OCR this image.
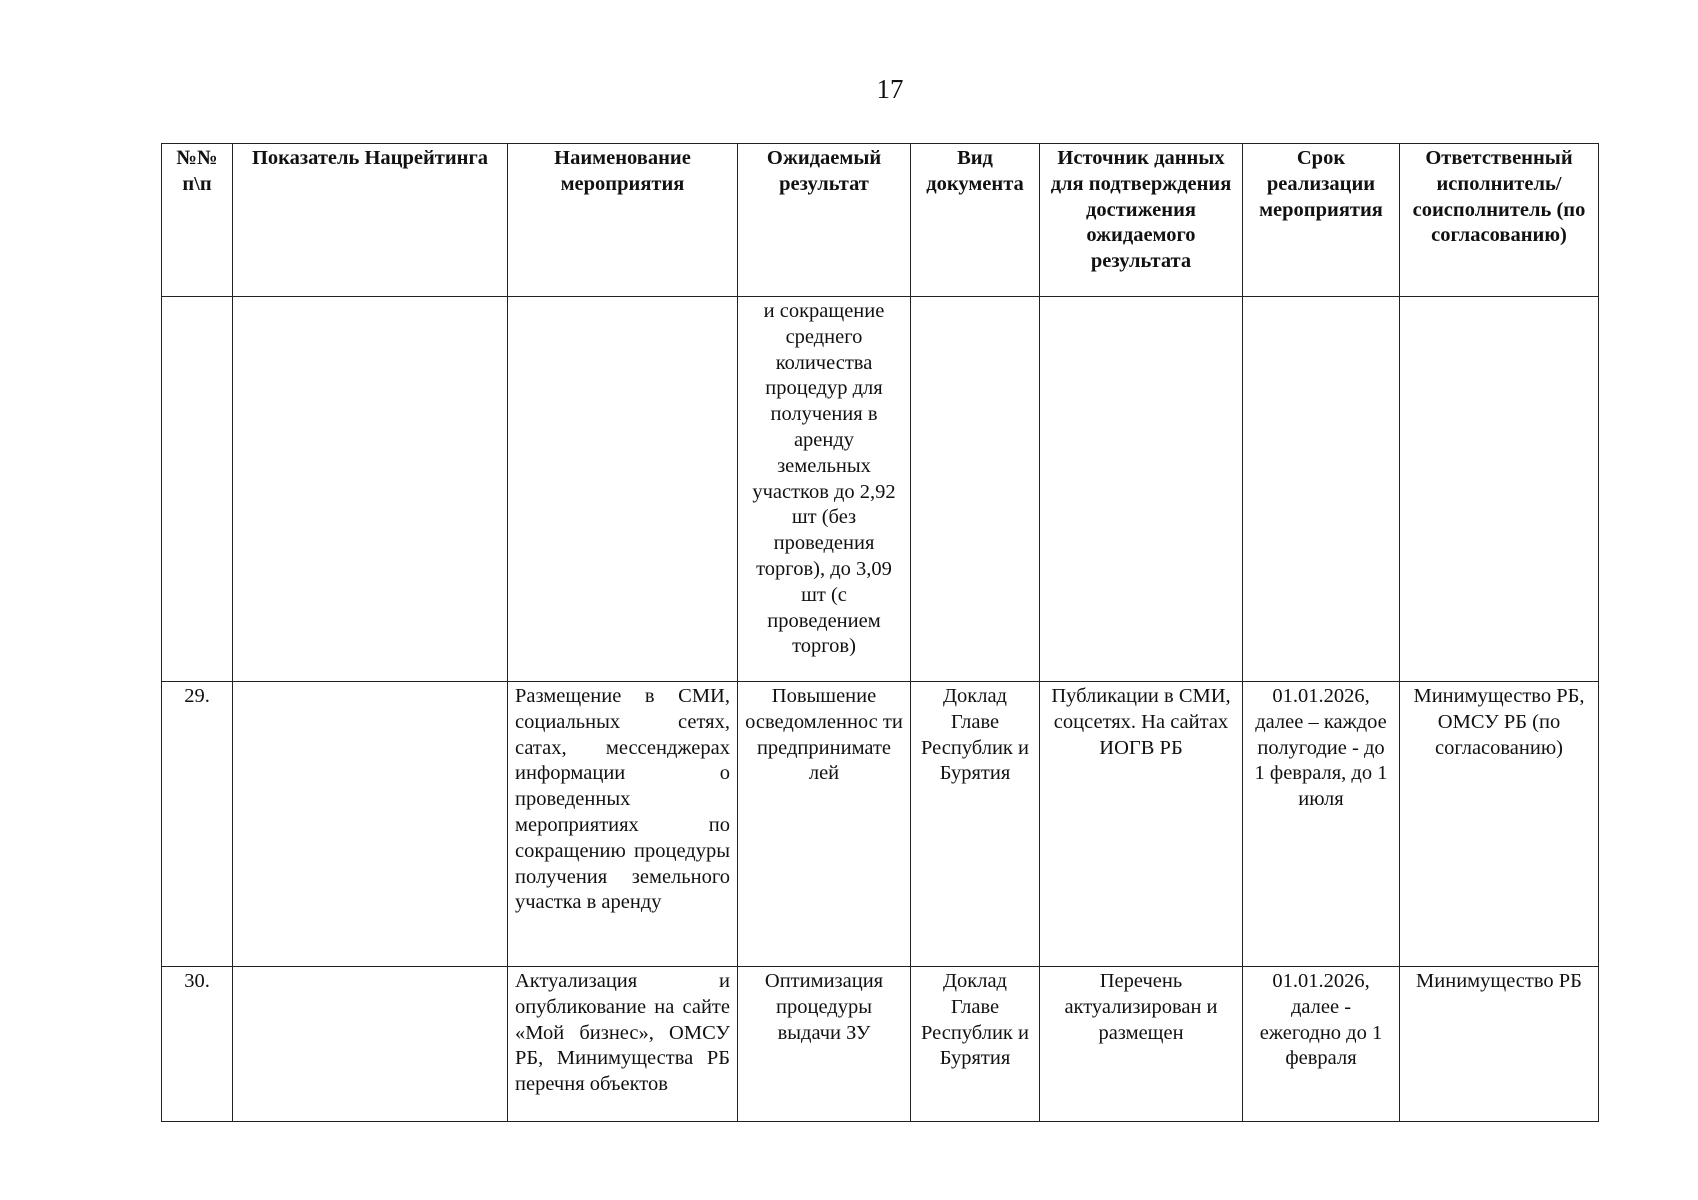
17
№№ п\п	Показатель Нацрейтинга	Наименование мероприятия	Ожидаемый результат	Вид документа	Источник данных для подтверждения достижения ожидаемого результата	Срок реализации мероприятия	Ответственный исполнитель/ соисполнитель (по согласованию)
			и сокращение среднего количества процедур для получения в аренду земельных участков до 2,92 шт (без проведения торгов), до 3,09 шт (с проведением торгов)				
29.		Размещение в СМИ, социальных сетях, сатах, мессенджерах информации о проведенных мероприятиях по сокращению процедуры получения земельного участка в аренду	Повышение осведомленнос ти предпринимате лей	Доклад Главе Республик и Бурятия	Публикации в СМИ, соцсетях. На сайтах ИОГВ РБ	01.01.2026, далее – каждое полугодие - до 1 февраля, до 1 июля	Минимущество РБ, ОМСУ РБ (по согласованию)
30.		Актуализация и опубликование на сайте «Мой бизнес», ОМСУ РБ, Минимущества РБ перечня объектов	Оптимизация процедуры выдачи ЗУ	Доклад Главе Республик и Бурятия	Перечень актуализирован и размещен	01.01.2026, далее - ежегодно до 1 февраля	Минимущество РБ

====

### GOAL OF THE EXERCISE
Omit every picture, then reproduce the rest of the listing exactly.

### WRITTEN ANSWER
OCR this image.
17
№№ п\п	Показатель Нацрейтинга	Наименование мероприятия	Ожидаемый результат	Вид документа	Источник данных для подтверждения достижения ожидаемого результата	Срок реализации мероприятия	Ответственный исполнитель/ соисполнитель (по согласованию)
			и сокращение среднего количества процедур для получения в аренду земельных участков до 2,92 шт (без проведения торгов), до 3,09 шт (с проведением торгов)				
29.		Размещение в СМИ, социальных сетях, сатах, мессенджерах информации о проведенных мероприятиях по сокращению процедуры получения земельного участка в аренду	Повышение осведомленнос ти предпринимате лей	Доклад Главе Республик и Бурятия	Публикации в СМИ, соцсетях. На сайтах ИОГВ РБ	01.01.2026, далее – каждое полугодие - до 1 февраля, до 1 июля	Минимущество РБ, ОМСУ РБ (по согласованию)
30.		Актуализация и опубликование на сайте «Мой бизнес», ОМСУ РБ, Минимущества РБ перечня объектов	Оптимизация процедуры выдачи ЗУ	Доклад Главе Республик и Бурятия	Перечень актуализирован и размещен	01.01.2026, далее - ежегодно до 1 февраля	Минимущество РБ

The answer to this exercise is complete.